The problem: Report how many lines contain "page", with no other words.

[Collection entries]
+-------+
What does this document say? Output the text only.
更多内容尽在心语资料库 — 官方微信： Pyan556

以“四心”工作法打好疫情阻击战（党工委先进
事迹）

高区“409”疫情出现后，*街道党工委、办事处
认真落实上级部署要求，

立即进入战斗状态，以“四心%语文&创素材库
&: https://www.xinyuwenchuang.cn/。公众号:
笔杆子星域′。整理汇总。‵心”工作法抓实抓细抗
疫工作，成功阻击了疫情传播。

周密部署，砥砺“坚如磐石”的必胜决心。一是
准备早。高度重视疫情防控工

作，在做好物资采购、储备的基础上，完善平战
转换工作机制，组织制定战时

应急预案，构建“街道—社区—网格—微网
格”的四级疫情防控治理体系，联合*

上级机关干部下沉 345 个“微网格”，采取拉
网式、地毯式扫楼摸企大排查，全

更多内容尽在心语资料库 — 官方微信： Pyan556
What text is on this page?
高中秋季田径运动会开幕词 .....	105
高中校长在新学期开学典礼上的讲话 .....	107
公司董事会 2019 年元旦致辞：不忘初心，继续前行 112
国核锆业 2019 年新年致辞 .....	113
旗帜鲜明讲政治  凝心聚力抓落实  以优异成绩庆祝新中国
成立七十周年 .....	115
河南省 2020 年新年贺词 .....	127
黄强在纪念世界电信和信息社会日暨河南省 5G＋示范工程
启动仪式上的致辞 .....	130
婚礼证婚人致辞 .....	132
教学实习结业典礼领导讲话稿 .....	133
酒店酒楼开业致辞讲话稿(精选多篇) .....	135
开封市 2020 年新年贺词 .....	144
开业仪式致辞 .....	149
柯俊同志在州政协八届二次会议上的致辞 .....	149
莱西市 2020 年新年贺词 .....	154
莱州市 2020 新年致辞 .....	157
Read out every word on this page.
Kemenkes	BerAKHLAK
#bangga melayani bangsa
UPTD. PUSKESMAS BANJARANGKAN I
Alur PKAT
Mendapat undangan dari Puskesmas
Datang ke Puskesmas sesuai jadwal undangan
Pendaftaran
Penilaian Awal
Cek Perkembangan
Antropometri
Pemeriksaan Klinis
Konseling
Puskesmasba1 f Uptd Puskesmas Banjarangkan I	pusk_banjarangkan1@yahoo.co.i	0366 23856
+-------+
Answer to the problem: 2